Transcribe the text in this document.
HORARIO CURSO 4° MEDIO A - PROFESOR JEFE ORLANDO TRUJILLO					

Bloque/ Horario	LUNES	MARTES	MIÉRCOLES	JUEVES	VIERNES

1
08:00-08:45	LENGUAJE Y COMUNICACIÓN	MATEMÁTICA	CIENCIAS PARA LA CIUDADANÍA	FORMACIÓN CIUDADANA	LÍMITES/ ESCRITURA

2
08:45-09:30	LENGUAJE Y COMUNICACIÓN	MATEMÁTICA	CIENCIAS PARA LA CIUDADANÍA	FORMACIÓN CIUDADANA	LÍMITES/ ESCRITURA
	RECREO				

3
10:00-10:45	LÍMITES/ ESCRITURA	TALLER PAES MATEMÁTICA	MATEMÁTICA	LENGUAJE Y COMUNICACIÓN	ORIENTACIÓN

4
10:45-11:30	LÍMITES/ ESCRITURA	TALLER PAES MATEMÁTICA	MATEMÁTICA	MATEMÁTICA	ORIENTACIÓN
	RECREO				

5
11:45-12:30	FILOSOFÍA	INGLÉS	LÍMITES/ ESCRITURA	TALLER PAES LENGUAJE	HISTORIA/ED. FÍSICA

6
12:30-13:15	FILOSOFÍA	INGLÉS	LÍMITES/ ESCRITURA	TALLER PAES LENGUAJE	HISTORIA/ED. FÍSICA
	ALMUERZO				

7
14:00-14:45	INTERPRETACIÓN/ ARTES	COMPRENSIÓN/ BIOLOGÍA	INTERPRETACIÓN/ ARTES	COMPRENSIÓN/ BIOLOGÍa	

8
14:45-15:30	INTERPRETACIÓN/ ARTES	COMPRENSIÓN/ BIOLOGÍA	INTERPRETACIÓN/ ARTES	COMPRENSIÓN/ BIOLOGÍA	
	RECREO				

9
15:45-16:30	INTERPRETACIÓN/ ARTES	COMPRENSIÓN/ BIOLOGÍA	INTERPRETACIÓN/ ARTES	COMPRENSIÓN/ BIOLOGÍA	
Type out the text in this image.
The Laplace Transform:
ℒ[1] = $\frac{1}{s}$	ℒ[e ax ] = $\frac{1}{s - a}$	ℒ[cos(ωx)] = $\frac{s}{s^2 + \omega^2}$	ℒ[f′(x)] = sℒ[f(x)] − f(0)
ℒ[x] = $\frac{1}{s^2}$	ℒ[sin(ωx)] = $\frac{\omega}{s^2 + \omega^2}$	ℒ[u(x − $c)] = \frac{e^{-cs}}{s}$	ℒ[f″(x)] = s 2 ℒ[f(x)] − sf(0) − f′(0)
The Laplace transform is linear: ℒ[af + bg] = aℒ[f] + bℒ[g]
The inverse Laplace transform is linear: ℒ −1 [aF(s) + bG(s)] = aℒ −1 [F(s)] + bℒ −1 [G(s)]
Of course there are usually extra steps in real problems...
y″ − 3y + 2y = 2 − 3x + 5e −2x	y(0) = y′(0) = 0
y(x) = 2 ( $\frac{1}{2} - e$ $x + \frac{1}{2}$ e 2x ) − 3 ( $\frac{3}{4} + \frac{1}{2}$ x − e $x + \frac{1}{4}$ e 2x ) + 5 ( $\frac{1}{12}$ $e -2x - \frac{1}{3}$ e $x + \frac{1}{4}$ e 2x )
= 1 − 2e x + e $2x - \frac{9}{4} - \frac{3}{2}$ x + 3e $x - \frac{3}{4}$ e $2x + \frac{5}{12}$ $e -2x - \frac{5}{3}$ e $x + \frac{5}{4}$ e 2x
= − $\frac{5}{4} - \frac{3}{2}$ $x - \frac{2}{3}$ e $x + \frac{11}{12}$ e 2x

**INSTRUCTIONS FOR THE TASK:**
From the records above, copy every line that holds the word "INGLÉS".

**RESULT OF THIS TASK:**
11:45-12:30	FILOSOFÍA	INGLÉS	LÍMITES/ ESCRITURA	TALLER PAES LENGUAJE	HISTORIA/ED. FÍSICA
12:30-13:15	FILOSOFÍA	INGLÉS	LÍMITES/ ESCRITURA	TALLER PAES LENGUAJE	HISTORIA/ED. FÍSICA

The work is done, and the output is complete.